▶ Work instructions
According to the article on graphics card purchases that arrived with other items in the box, why could a wrong item arrive even though the RTX 5080 was ordered from PNY's official Amazon store page?

[Text excerpt]

Yet another person has had the unfortunate experience of finding something other than the graphics card they purchased in the box after opening it. Shopping for graphics cards in 2025 has become a bit more precarious than most might anticipate, with Forest Gump quote-worthy circumstances occurring in greater frequency. After, like a box of box chocolates, you never know what you’ll find when opening a box these days.
This time around, we have what was reportedly supposed to be a PNY GeForce RTX 5080 ordered by Reddit user u/GlassHistorial5303, who posted an image of a brick inside the static packaging instead of the actual graphics card. The card had been ordered from Amazon, which typically has good customer support, so this person should be able to resolve this issue with minimal effort. They’ve actually already updated that Amazon is processing this as a return/refund.
Amazon sent me a brick instead of a 5080
byu/GlassHistorical5303 inpcmasterrace
Sadly enough, this is just one of a growing list of unlucky folks to have received anything but what they had purchased, and while the majority of these instances involve online orders, let us not forget how Micro Center had its share of woes this year. The well-known big-box store found over thirty boxes that had their GPUs replaced with other items (one customer got backpacks). As reported by Tom’s Hardware, instances of unwanted substitutions have occurred, ranging from metal blocks to pasta and rice for RTX 5090 cards, to a bag of salt for an RTX 5070 Ti. Reports of swapped CPUs from Amazon sellers have also occurred as recently as this past spring. In regard to this brick, a similar situation was experienced by someone who reported the same when ordering from Newegg last year.
As far as this case goes, the card in question was ordered directly from PNY’s official Amazon store page. However, official store pages such as this do use other sellers to fulfill orders in an effort to meet logistical challenges, so even then, something like this can happen when ordering a brand-new product. Things only get worse for those trying to get a bargain for a used product, as there has also been at least one report of an RTX 4090 PCB sans GPU arriving as well.

[/Text excerpt]
[Information given]

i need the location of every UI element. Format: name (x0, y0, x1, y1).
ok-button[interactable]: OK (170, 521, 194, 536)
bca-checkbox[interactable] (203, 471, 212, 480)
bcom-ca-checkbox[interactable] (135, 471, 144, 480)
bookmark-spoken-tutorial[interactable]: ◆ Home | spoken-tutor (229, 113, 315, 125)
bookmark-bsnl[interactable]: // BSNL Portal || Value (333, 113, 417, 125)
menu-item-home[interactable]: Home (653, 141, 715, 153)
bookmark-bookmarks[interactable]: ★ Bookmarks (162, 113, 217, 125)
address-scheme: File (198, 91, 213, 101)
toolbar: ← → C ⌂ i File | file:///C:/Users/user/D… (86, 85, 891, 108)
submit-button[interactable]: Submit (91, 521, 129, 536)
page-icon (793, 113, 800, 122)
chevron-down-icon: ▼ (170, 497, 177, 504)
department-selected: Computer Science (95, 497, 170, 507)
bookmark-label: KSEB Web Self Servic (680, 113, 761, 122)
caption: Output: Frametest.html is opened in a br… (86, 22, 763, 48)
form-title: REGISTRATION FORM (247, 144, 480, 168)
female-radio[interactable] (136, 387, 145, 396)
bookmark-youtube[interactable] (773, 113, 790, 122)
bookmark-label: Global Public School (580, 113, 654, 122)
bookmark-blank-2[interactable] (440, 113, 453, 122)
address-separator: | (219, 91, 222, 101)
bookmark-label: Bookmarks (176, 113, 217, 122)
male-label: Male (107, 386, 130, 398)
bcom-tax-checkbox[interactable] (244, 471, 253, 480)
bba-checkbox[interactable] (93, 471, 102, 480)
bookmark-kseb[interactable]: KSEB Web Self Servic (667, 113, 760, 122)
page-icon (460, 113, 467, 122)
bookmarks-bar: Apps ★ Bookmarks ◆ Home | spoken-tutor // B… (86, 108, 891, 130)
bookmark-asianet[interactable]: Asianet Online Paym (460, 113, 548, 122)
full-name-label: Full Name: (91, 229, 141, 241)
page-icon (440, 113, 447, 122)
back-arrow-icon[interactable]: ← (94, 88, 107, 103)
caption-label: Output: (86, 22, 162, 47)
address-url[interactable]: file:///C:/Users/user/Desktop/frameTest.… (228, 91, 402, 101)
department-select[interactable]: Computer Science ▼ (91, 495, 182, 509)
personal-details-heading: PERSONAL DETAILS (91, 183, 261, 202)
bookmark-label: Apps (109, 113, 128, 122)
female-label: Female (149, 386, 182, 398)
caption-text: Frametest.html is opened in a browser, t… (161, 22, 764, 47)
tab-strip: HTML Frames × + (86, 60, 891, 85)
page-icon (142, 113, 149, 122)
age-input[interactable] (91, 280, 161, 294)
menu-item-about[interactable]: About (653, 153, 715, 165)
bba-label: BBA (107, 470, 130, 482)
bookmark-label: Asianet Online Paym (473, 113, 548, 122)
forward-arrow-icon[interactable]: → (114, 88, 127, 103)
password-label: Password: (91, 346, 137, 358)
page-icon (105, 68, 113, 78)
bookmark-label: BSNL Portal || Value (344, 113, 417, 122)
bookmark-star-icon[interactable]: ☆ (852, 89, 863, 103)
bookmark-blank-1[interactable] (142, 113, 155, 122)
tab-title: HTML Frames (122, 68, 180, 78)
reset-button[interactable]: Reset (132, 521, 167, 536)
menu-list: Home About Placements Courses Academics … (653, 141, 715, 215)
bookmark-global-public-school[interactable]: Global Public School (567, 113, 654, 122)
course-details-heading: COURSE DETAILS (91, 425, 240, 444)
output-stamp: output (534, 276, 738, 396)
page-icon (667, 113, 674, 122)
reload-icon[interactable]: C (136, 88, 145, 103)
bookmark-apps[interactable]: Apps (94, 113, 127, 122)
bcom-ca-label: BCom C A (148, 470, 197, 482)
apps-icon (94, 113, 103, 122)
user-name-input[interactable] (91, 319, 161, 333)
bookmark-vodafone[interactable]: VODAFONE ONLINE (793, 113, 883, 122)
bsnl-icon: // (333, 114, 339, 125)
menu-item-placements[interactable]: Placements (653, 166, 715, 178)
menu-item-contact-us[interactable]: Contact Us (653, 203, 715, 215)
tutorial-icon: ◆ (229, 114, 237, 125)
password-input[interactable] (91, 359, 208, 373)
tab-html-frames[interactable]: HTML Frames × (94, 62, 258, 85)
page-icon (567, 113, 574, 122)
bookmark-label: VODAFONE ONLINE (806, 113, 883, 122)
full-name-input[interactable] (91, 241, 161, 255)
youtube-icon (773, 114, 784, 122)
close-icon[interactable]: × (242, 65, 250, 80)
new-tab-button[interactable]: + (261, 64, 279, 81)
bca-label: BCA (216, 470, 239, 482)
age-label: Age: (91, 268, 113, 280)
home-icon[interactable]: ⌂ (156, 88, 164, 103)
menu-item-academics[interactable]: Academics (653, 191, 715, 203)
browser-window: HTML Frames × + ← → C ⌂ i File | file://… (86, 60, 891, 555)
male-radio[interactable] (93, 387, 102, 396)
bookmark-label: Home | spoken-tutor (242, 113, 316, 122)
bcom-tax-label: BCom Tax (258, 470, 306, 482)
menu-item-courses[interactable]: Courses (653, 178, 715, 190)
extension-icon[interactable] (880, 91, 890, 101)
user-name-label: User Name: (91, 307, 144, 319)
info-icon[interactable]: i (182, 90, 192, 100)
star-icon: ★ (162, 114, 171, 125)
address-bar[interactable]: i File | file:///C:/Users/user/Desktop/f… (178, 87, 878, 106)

[/Information given]

▶ The completed task
Official store pages like PNY's use other sellers to fulfill orders to handle logistical challenges. So even a brand-new product ordered there can arrive with something else in the box.